### TASK GOAL
In the material below, list every line that contains the string "junction", copying each line in full.

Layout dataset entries
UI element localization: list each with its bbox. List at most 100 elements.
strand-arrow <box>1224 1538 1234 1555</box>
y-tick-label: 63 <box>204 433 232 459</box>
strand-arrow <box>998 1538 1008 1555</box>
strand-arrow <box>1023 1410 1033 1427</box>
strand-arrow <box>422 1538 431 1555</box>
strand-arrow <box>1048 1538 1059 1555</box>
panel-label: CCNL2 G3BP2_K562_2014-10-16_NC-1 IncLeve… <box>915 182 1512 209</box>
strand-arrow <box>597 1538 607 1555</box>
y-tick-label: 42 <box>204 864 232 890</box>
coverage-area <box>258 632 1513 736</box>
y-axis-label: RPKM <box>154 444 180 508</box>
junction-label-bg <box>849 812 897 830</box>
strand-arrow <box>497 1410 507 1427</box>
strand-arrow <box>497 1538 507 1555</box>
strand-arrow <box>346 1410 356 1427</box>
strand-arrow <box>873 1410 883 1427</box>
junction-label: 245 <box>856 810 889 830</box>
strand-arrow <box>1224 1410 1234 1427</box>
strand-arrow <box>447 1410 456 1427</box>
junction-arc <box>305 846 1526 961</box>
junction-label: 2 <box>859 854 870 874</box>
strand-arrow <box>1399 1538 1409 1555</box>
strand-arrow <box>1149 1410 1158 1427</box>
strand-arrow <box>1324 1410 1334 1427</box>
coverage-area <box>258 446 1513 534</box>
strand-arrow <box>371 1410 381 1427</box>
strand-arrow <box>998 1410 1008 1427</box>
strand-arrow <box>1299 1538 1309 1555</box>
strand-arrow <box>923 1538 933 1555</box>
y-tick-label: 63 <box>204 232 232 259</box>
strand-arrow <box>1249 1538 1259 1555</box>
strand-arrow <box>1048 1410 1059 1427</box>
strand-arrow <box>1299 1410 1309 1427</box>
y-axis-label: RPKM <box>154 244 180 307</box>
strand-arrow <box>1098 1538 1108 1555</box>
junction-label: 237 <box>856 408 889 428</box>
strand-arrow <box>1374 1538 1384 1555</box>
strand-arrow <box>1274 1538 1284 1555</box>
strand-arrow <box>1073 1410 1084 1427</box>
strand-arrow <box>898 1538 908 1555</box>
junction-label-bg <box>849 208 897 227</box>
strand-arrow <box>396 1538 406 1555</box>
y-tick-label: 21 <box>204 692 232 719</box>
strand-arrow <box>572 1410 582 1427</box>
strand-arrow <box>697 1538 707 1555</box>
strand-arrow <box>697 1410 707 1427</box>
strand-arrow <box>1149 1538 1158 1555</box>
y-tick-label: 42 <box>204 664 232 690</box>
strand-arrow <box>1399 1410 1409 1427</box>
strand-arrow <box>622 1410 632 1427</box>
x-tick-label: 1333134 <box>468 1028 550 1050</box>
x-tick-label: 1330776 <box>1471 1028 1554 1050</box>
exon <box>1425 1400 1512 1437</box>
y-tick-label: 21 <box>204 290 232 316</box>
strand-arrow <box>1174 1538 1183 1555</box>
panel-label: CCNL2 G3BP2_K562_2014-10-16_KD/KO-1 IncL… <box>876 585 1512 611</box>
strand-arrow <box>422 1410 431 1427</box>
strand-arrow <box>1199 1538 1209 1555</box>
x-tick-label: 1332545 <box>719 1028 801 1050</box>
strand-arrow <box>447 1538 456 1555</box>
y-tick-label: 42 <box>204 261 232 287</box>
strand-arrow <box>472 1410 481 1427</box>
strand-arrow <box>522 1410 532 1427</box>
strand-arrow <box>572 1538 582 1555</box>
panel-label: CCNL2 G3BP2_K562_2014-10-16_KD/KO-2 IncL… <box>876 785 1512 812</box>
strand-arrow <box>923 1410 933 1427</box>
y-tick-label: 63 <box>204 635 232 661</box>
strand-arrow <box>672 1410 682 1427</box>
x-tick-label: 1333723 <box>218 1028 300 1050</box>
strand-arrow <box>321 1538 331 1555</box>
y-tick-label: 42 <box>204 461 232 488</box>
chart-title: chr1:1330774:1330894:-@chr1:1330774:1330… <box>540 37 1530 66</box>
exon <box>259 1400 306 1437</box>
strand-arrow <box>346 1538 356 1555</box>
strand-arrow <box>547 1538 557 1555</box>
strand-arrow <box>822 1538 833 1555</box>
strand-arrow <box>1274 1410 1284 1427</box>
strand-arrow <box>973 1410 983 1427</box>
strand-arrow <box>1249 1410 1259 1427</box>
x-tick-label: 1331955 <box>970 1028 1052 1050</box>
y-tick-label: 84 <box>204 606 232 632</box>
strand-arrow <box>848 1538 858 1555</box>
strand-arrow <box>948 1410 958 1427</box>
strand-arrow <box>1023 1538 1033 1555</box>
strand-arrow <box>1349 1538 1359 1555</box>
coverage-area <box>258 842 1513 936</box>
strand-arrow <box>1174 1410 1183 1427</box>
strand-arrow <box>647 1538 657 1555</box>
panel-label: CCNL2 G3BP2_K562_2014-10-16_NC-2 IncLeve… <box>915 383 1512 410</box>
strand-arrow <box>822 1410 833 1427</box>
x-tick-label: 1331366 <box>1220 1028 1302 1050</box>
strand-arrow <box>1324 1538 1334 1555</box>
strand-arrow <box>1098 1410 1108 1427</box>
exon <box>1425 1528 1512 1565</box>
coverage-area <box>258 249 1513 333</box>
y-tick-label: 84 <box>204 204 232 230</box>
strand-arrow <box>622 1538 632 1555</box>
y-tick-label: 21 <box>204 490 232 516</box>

### SOLUTION FOR THIS PROBLEM
junction-label-bg <box>849 812 897 830</box>
junction-label: 245 <box>856 810 889 830</box>
junction-arc <box>305 846 1526 961</box>
junction-label: 2 <box>859 854 870 874</box>
junction-label: 237 <box>856 408 889 428</box>
junction-label-bg <box>849 208 897 227</box>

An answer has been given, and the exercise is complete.